* What to produce *
Print each line exactly as it is given.

(Records from a dataset)
=======

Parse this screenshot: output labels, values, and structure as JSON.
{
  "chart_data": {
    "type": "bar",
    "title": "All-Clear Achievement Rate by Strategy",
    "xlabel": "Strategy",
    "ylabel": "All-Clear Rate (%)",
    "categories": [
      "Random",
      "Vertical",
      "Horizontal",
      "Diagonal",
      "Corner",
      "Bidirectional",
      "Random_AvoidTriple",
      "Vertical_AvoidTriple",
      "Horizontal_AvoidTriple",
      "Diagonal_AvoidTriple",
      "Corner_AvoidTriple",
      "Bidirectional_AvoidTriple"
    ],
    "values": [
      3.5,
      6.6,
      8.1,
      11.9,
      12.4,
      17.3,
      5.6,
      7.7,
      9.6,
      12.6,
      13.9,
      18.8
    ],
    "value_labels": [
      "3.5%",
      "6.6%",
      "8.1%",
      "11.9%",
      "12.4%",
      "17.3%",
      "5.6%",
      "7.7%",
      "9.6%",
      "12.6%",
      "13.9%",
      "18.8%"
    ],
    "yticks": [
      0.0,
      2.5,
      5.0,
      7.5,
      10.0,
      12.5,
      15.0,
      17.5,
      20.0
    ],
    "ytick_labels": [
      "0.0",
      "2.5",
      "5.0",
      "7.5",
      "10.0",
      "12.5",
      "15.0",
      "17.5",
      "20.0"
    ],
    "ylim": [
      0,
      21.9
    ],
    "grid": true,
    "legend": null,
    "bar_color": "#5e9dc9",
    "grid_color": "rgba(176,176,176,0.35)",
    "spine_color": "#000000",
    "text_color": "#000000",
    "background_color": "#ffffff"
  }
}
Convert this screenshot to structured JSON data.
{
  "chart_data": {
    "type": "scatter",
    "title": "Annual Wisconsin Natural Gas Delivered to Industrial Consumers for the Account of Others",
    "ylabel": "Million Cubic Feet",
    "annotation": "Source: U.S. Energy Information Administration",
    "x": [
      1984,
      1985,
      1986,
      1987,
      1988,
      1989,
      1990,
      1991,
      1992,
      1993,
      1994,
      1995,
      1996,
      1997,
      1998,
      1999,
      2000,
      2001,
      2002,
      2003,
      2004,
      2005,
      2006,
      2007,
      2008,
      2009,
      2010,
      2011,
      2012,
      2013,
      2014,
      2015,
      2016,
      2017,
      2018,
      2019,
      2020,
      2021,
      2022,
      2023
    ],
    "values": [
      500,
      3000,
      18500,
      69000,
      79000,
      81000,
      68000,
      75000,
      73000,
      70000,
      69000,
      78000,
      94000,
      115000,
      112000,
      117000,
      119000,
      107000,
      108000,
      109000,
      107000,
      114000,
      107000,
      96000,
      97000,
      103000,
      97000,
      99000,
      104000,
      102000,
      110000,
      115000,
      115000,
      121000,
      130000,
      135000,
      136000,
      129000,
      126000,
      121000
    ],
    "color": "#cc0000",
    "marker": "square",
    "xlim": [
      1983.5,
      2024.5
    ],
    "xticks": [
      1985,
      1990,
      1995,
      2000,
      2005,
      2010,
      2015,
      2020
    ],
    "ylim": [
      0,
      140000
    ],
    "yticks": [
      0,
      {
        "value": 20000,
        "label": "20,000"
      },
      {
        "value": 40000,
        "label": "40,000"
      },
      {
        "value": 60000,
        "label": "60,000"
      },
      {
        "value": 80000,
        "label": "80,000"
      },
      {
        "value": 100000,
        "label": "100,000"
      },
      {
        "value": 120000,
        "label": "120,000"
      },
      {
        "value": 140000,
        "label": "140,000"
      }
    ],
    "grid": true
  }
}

=======

* The reply *
Parse this screenshot: output labels, values, and structure as JSON.
{
  "chart_data": {
    "type": "bar",
    "title": "All-Clear Achievement Rate by Strategy",
    "xlabel": "Strategy",
    "ylabel": "All-Clear Rate (%)",
    "categories": [
      "Random",
      "Vertical",
      "Horizontal",
      "Diagonal",
      "Corner",
      "Bidirectional",
      "Random_AvoidTriple",
      "Vertical_AvoidTriple",
      "Horizontal_AvoidTriple",
      "Diagonal_AvoidTriple",
      "Corner_AvoidTriple",
      "Bidirectional_AvoidTriple"
    ],
    "values": [
      3.5,
      6.6,
      8.1,
      11.9,
      12.4,
      17.3,
      5.6,
      7.7,
      9.6,
      12.6,
      13.9,
      18.8
    ],
    "value_labels": [
      "3.5%",
      "6.6%",
      "8.1%",
      "11.9%",
      "12.4%",
      "17.3%",
      "5.6%",
      "7.7%",
      "9.6%",
      "12.6%",
      "13.9%",
      "18.8%"
    ],
    "yticks": [
      0.0,
      2.5,
      5.0,
      7.5,
      10.0,
      12.5,
      15.0,
      17.5,
      20.0
    ],
    "ytick_labels": [
      "0.0",
      "2.5",
      "5.0",
      "7.5",
      "10.0",
      "12.5",
      "15.0",
      "17.5",
      "20.0"
    ],
    "ylim": [
      0,
      21.9
    ],
    "grid": true,
    "legend": null,
    "bar_color": "#5e9dc9",
    "grid_color": "rgba(176,176,176,0.35)",
    "spine_color": "#000000",
    "text_color": "#000000",
    "background_color": "#ffffff"
  }
}
Convert this screenshot to structured JSON data.
{
  "chart_data": {
    "type": "scatter",
    "title": "Annual Wisconsin Natural Gas Delivered to Industrial Consumers for the Account of Others",
    "ylabel": "Million Cubic Feet",
    "annotation": "Source: U.S. Energy Information Administration",
    "x": [
      1984,
      1985,
      1986,
      1987,
      1988,
      1989,
      1990,
      1991,
      1992,
      1993,
      1994,
      1995,
      1996,
      1997,
      1998,
      1999,
      2000,
      2001,
      2002,
      2003,
      2004,
      2005,
      2006,
      2007,
      2008,
      2009,
      2010,
      2011,
      2012,
      2013,
      2014,
      2015,
      2016,
      2017,
      2018,
      2019,
      2020,
      2021,
      2022,
      2023
    ],
    "values": [
      500,
      3000,
      18500,
      69000,
      79000,
      81000,
      68000,
      75000,
      73000,
      70000,
      69000,
      78000,
      94000,
      115000,
      112000,
      117000,
      119000,
      107000,
      108000,
      109000,
      107000,
      114000,
      107000,
      96000,
      97000,
      103000,
      97000,
      99000,
      104000,
      102000,
      110000,
      115000,
      115000,
      121000,
      130000,
      135000,
      136000,
      129000,
      126000,
      121000
    ],
    "color": "#cc0000",
    "marker": "square",
    "xlim": [
      1983.5,
      2024.5
    ],
    "xticks": [
      1985,
      1990,
      1995,
      2000,
      2005,
      2010,
      2015,
      2020
    ],
    "ylim": [
      0,
      140000
    ],
    "yticks": [
      0,
      {
        "value": 20000,
        "label": "20,000"
      },
      {
        "value": 40000,
        "label": "40,000"
      },
      {
        "value": 60000,
        "label": "60,000"
      },
      {
        "value": 80000,
        "label": "80,000"
      },
      {
        "value": 100000,
        "label": "100,000"
      },
      {
        "value": 120000,
        "label": "120,000"
      },
      {
        "value": 140000,
        "label": "140,000"
      }
    ],
    "grid": true
  }
}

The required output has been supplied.